> **YOUR GOAL**
Repeat the whole listing exactly.

★ ★ ★

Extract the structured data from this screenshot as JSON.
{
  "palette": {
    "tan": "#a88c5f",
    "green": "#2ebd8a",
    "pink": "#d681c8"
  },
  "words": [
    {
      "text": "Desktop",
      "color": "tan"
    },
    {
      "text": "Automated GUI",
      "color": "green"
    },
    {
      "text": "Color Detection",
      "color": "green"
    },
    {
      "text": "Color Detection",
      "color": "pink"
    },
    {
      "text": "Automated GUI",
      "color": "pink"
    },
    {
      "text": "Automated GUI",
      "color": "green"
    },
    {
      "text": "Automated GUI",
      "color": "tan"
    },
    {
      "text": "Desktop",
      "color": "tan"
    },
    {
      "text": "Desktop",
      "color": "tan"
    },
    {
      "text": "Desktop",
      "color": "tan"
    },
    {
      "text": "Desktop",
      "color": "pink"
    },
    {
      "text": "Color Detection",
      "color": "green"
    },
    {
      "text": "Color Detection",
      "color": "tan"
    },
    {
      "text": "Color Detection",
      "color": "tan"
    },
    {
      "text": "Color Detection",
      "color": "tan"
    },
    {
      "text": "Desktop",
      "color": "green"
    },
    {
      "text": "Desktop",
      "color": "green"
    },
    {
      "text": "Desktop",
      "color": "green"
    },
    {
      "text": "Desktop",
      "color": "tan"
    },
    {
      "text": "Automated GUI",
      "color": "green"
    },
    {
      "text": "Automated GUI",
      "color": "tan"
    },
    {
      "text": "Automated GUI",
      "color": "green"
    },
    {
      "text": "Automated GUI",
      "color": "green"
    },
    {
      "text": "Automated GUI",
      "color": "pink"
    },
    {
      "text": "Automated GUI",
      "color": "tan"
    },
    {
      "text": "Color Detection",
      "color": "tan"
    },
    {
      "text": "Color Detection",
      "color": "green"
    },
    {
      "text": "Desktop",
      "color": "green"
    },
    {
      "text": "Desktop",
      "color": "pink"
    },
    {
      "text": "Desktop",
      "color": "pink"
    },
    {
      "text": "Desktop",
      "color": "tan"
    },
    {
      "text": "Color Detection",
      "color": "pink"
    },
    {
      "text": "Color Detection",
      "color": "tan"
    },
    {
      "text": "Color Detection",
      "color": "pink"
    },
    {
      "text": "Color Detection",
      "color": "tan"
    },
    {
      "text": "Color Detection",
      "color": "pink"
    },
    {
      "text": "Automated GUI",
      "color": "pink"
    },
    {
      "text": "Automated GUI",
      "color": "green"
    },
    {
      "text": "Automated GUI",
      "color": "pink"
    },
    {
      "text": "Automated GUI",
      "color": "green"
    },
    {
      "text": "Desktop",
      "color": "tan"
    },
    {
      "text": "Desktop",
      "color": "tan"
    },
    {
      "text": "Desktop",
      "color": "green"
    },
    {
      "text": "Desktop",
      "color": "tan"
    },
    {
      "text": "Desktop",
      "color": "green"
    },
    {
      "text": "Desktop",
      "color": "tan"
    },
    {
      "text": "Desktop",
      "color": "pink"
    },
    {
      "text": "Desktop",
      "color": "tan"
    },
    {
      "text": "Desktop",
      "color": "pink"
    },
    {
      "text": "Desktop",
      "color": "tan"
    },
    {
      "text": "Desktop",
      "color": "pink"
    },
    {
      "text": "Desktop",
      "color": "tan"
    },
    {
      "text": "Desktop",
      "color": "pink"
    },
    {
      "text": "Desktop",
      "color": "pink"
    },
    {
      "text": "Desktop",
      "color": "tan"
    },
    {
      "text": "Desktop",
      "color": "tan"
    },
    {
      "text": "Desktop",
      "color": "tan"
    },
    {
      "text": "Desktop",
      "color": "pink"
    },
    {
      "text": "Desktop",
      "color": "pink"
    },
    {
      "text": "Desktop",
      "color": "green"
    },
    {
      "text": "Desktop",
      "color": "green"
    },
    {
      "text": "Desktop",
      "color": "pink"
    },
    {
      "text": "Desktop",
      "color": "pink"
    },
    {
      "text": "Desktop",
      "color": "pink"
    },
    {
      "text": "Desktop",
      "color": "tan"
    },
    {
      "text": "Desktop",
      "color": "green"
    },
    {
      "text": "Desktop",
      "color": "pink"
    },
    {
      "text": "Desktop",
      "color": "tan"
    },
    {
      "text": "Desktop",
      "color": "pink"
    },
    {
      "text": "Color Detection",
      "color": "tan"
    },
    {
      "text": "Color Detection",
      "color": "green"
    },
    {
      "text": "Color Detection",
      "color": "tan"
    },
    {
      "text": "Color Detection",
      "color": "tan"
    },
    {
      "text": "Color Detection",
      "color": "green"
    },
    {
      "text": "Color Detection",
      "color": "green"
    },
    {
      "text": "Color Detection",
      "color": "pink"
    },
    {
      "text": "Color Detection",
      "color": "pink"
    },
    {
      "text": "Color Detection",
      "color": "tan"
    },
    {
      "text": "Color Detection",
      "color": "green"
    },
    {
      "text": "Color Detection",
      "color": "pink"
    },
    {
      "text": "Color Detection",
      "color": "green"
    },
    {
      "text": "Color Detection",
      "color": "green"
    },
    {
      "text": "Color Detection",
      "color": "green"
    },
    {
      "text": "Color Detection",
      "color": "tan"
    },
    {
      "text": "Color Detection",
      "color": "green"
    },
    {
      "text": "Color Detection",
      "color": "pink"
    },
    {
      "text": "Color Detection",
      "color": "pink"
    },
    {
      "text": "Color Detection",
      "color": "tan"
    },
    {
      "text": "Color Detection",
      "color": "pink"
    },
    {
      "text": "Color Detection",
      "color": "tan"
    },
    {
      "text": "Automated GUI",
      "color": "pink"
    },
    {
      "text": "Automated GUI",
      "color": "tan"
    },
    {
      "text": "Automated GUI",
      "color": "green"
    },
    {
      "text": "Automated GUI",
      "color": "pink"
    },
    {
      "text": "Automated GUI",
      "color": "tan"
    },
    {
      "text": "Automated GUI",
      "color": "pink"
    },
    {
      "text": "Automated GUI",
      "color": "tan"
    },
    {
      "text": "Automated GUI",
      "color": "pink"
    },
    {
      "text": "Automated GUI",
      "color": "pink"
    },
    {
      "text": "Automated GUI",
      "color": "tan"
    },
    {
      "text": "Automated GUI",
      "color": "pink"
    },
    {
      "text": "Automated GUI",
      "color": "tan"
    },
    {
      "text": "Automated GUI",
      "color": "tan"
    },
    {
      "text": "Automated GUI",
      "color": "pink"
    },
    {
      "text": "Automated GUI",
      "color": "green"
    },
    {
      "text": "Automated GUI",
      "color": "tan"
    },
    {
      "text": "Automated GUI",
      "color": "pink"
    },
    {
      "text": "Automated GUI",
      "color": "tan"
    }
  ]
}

★ ★ ★

> **SOLUTION TO THIS TASK**
Extract the structured data from this screenshot as JSON.
{
  "palette": {
    "tan": "#a88c5f",
    "green": "#2ebd8a",
    "pink": "#d681c8"
  },
  "words": [
    {
      "text": "Desktop",
      "color": "tan"
    },
    {
      "text": "Automated GUI",
      "color": "green"
    },
    {
      "text": "Color Detection",
      "color": "green"
    },
    {
      "text": "Color Detection",
      "color": "pink"
    },
    {
      "text": "Automated GUI",
      "color": "pink"
    },
    {
      "text": "Automated GUI",
      "color": "green"
    },
    {
      "text": "Automated GUI",
      "color": "tan"
    },
    {
      "text": "Desktop",
      "color": "tan"
    },
    {
      "text": "Desktop",
      "color": "tan"
    },
    {
      "text": "Desktop",
      "color": "tan"
    },
    {
      "text": "Desktop",
      "color": "pink"
    },
    {
      "text": "Color Detection",
      "color": "green"
    },
    {
      "text": "Color Detection",
      "color": "tan"
    },
    {
      "text": "Color Detection",
      "color": "tan"
    },
    {
      "text": "Color Detection",
      "color": "tan"
    },
    {
      "text": "Desktop",
      "color": "green"
    },
    {
      "text": "Desktop",
      "color": "green"
    },
    {
      "text": "Desktop",
      "color": "green"
    },
    {
      "text": "Desktop",
      "color": "tan"
    },
    {
      "text": "Automated GUI",
      "color": "green"
    },
    {
      "text": "Automated GUI",
      "color": "tan"
    },
    {
      "text": "Automated GUI",
      "color": "green"
    },
    {
      "text": "Automated GUI",
      "color": "green"
    },
    {
      "text": "Automated GUI",
      "color": "pink"
    },
    {
      "text": "Automated GUI",
      "color": "tan"
    },
    {
      "text": "Color Detection",
      "color": "tan"
    },
    {
      "text": "Color Detection",
      "color": "green"
    },
    {
      "text": "Desktop",
      "color": "green"
    },
    {
      "text": "Desktop",
      "color": "pink"
    },
    {
      "text": "Desktop",
      "color": "pink"
    },
    {
      "text": "Desktop",
      "color": "tan"
    },
    {
      "text": "Color Detection",
      "color": "pink"
    },
    {
      "text": "Color Detection",
      "color": "tan"
    },
    {
      "text": "Color Detection",
      "color": "pink"
    },
    {
      "text": "Color Detection",
      "color": "tan"
    },
    {
      "text": "Color Detection",
      "color": "pink"
    },
    {
      "text": "Automated GUI",
      "color": "pink"
    },
    {
      "text": "Automated GUI",
      "color": "green"
    },
    {
      "text": "Automated GUI",
      "color": "pink"
    },
    {
      "text": "Automated GUI",
      "color": "green"
    },
    {
      "text": "Desktop",
      "color": "tan"
    },
    {
      "text": "Desktop",
      "color": "tan"
    },
    {
      "text": "Desktop",
      "color": "green"
    },
    {
      "text": "Desktop",
      "color": "tan"
    },
    {
      "text": "Desktop",
      "color": "green"
    },
    {
      "text": "Desktop",
      "color": "tan"
    },
    {
      "text": "Desktop",
      "color": "pink"
    },
    {
      "text": "Desktop",
      "color": "tan"
    },
    {
      "text": "Desktop",
      "color": "pink"
    },
    {
      "text": "Desktop",
      "color": "tan"
    },
    {
      "text": "Desktop",
      "color": "pink"
    },
    {
      "text": "Desktop",
      "color": "tan"
    },
    {
      "text": "Desktop",
      "color": "pink"
    },
    {
      "text": "Desktop",
      "color": "pink"
    },
    {
      "text": "Desktop",
      "color": "tan"
    },
    {
      "text": "Desktop",
      "color": "tan"
    },
    {
      "text": "Desktop",
      "color": "tan"
    },
    {
      "text": "Desktop",
      "color": "pink"
    },
    {
      "text": "Desktop",
      "color": "pink"
    },
    {
      "text": "Desktop",
      "color": "green"
    },
    {
      "text": "Desktop",
      "color": "green"
    },
    {
      "text": "Desktop",
      "color": "pink"
    },
    {
      "text": "Desktop",
      "color": "pink"
    },
    {
      "text": "Desktop",
      "color": "pink"
    },
    {
      "text": "Desktop",
      "color": "tan"
    },
    {
      "text": "Desktop",
      "color": "green"
    },
    {
      "text": "Desktop",
      "color": "pink"
    },
    {
      "text": "Desktop",
      "color": "tan"
    },
    {
      "text": "Desktop",
      "color": "pink"
    },
    {
      "text": "Color Detection",
      "color": "tan"
    },
    {
      "text": "Color Detection",
      "color": "green"
    },
    {
      "text": "Color Detection",
      "color": "tan"
    },
    {
      "text": "Color Detection",
      "color": "tan"
    },
    {
      "text": "Color Detection",
      "color": "green"
    },
    {
      "text": "Color Detection",
      "color": "green"
    },
    {
      "text": "Color Detection",
      "color": "pink"
    },
    {
      "text": "Color Detection",
      "color": "pink"
    },
    {
      "text": "Color Detection",
      "color": "tan"
    },
    {
      "text": "Color Detection",
      "color": "green"
    },
    {
      "text": "Color Detection",
      "color": "pink"
    },
    {
      "text": "Color Detection",
      "color": "green"
    },
    {
      "text": "Color Detection",
      "color": "green"
    },
    {
      "text": "Color Detection",
      "color": "green"
    },
    {
      "text": "Color Detection",
      "color": "tan"
    },
    {
      "text": "Color Detection",
      "color": "green"
    },
    {
      "text": "Color Detection",
      "color": "pink"
    },
    {
      "text": "Color Detection",
      "color": "pink"
    },
    {
      "text": "Color Detection",
      "color": "tan"
    },
    {
      "text": "Color Detection",
      "color": "pink"
    },
    {
      "text": "Color Detection",
      "color": "tan"
    },
    {
      "text": "Automated GUI",
      "color": "pink"
    },
    {
      "text": "Automated GUI",
      "color": "tan"
    },
    {
      "text": "Automated GUI",
      "color": "green"
    },
    {
      "text": "Automated GUI",
      "color": "pink"
    },
    {
      "text": "Automated GUI",
      "color": "tan"
    },
    {
      "text": "Automated GUI",
      "color": "pink"
    },
    {
      "text": "Automated GUI",
      "color": "tan"
    },
    {
      "text": "Automated GUI",
      "color": "pink"
    },
    {
      "text": "Automated GUI",
      "color": "pink"
    },
    {
      "text": "Automated GUI",
      "color": "tan"
    },
    {
      "text": "Automated GUI",
      "color": "pink"
    },
    {
      "text": "Automated GUI",
      "color": "tan"
    },
    {
      "text": "Automated GUI",
      "color": "tan"
    },
    {
      "text": "Automated GUI",
      "color": "pink"
    },
    {
      "text": "Automated GUI",
      "color": "green"
    },
    {
      "text": "Automated GUI",
      "color": "tan"
    },
    {
      "text": "Automated GUI",
      "color": "pink"
    },
    {
      "text": "Automated GUI",
      "color": "tan"
    }
  ]
}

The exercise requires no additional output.